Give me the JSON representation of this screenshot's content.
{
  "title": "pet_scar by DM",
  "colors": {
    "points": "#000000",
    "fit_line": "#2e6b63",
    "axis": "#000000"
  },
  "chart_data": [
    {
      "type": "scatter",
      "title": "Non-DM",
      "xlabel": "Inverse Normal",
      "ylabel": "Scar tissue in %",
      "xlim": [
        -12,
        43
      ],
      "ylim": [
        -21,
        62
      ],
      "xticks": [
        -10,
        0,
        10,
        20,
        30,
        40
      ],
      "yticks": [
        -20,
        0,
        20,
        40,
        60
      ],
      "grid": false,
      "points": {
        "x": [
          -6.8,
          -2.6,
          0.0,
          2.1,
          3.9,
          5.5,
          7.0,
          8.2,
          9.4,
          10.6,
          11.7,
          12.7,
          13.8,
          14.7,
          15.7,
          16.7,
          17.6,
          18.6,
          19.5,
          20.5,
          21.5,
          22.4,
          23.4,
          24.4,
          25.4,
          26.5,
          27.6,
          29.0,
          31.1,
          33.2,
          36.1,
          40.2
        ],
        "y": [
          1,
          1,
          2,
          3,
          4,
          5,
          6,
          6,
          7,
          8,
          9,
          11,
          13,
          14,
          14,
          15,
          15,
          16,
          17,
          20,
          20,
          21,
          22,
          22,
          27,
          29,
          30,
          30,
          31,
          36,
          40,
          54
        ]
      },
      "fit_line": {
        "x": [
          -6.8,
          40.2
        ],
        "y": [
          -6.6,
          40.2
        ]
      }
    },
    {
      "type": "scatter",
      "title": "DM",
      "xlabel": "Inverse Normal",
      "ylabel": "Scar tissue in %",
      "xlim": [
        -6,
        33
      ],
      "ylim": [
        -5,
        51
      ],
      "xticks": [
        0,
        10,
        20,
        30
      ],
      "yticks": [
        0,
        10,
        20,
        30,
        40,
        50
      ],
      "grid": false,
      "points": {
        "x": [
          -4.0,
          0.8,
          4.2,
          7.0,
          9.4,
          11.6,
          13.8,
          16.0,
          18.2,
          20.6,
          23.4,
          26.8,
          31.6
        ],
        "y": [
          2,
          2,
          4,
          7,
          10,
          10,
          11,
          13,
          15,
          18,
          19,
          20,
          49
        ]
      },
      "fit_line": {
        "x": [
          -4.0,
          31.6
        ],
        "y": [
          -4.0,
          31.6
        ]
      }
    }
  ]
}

◇ ◇ ◇

**Your objective**
Copy all the lines, exactly.

**Correct output**
Give me the JSON representation of this screenshot's content.
{
  "title": "pet_scar by DM",
  "colors": {
    "points": "#000000",
    "fit_line": "#2e6b63",
    "axis": "#000000"
  },
  "chart_data": [
    {
      "type": "scatter",
      "title": "Non-DM",
      "xlabel": "Inverse Normal",
      "ylabel": "Scar tissue in %",
      "xlim": [
        -12,
        43
      ],
      "ylim": [
        -21,
        62
      ],
      "xticks": [
        -10,
        0,
        10,
        20,
        30,
        40
      ],
      "yticks": [
        -20,
        0,
        20,
        40,
        60
      ],
      "grid": false,
      "points": {
        "x": [
          -6.8,
          -2.6,
          0.0,
          2.1,
          3.9,
          5.5,
          7.0,
          8.2,
          9.4,
          10.6,
          11.7,
          12.7,
          13.8,
          14.7,
          15.7,
          16.7,
          17.6,
          18.6,
          19.5,
          20.5,
          21.5,
          22.4,
          23.4,
          24.4,
          25.4,
          26.5,
          27.6,
          29.0,
          31.1,
          33.2,
          36.1,
          40.2
        ],
        "y": [
          1,
          1,
          2,
          3,
          4,
          5,
          6,
          6,
          7,
          8,
          9,
          11,
          13,
          14,
          14,
          15,
          15,
          16,
          17,
          20,
          20,
          21,
          22,
          22,
          27,
          29,
          30,
          30,
          31,
          36,
          40,
          54
        ]
      },
      "fit_line": {
        "x": [
          -6.8,
          40.2
        ],
        "y": [
          -6.6,
          40.2
        ]
      }
    },
    {
      "type": "scatter",
      "title": "DM",
      "xlabel": "Inverse Normal",
      "ylabel": "Scar tissue in %",
      "xlim": [
        -6,
        33
      ],
      "ylim": [
        -5,
        51
      ],
      "xticks": [
        0,
        10,
        20,
        30
      ],
      "yticks": [
        0,
        10,
        20,
        30,
        40,
        50
      ],
      "grid": false,
      "points": {
        "x": [
          -4.0,
          0.8,
          4.2,
          7.0,
          9.4,
          11.6,
          13.8,
          16.0,
          18.2,
          20.6,
          23.4,
          26.8,
          31.6
        ],
        "y": [
          2,
          2,
          4,
          7,
          10,
          10,
          11,
          13,
          15,
          18,
          19,
          20,
          49
        ]
      },
      "fit_line": {
        "x": [
          -4.0,
          31.6
        ],
        "y": [
          -4.0,
          31.6
        ]
      }
    }
  ]
}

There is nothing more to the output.